From the entries that follow, pick out all lines holding "authentication".
---- Data for processing
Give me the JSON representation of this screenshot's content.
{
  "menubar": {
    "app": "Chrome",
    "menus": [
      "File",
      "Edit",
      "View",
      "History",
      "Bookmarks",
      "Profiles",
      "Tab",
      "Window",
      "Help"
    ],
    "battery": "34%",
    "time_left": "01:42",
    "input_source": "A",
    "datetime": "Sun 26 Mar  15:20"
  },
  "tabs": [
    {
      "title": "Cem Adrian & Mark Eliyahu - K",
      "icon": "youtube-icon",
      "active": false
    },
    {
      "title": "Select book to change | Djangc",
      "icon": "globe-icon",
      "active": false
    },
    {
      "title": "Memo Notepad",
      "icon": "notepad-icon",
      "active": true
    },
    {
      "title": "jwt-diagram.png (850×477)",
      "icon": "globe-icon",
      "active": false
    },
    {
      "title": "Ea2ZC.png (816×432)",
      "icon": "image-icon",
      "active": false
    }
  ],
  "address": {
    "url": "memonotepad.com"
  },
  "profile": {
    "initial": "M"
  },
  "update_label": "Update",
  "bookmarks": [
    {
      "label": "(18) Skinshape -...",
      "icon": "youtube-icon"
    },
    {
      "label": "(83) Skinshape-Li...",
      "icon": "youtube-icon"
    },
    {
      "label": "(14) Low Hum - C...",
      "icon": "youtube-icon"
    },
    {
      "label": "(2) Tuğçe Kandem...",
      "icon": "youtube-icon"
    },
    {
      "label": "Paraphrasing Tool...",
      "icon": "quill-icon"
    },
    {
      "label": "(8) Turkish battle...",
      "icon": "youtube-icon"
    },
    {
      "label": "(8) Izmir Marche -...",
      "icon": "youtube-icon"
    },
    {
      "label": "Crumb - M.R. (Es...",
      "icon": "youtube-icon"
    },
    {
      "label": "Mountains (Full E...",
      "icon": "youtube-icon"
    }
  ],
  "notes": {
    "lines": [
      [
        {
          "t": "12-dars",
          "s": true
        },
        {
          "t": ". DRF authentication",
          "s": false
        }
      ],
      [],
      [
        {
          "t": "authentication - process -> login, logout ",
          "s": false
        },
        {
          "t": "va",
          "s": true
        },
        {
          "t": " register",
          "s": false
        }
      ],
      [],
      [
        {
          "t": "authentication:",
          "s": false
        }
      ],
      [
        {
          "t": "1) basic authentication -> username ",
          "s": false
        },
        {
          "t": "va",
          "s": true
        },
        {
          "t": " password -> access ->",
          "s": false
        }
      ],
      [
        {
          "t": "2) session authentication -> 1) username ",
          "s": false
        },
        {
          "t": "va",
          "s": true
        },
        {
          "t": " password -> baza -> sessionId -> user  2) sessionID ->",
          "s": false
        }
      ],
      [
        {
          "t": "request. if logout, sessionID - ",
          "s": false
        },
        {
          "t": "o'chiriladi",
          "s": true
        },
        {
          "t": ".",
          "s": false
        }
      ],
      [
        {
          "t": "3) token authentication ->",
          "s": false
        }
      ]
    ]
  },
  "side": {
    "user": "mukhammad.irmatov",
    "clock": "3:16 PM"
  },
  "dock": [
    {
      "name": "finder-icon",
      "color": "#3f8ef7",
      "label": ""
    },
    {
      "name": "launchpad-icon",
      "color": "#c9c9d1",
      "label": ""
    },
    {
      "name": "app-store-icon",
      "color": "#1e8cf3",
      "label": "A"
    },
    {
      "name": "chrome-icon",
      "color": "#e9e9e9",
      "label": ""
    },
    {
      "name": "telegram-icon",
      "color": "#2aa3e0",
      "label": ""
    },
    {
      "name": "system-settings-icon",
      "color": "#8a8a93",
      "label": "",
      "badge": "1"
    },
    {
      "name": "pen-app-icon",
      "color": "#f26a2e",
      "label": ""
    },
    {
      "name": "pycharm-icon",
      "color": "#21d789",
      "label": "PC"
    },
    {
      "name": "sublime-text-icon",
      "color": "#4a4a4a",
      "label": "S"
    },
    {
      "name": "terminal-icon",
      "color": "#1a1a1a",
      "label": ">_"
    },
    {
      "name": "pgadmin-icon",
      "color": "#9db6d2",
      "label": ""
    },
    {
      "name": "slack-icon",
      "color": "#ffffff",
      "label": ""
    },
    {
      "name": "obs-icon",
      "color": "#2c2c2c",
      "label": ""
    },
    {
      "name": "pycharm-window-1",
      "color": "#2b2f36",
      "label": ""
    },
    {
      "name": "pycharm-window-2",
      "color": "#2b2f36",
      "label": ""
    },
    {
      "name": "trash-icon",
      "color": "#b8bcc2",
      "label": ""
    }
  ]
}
--------
Solution to this task:
          "t": ". DRF authentication",
          "t": "authentication - process -> login, logout ",
          "t": "authentication:",
          "t": "1) basic authentication -> username ",
          "t": "2) session authentication -> 1) username ",
          "t": "3) token authentication ->",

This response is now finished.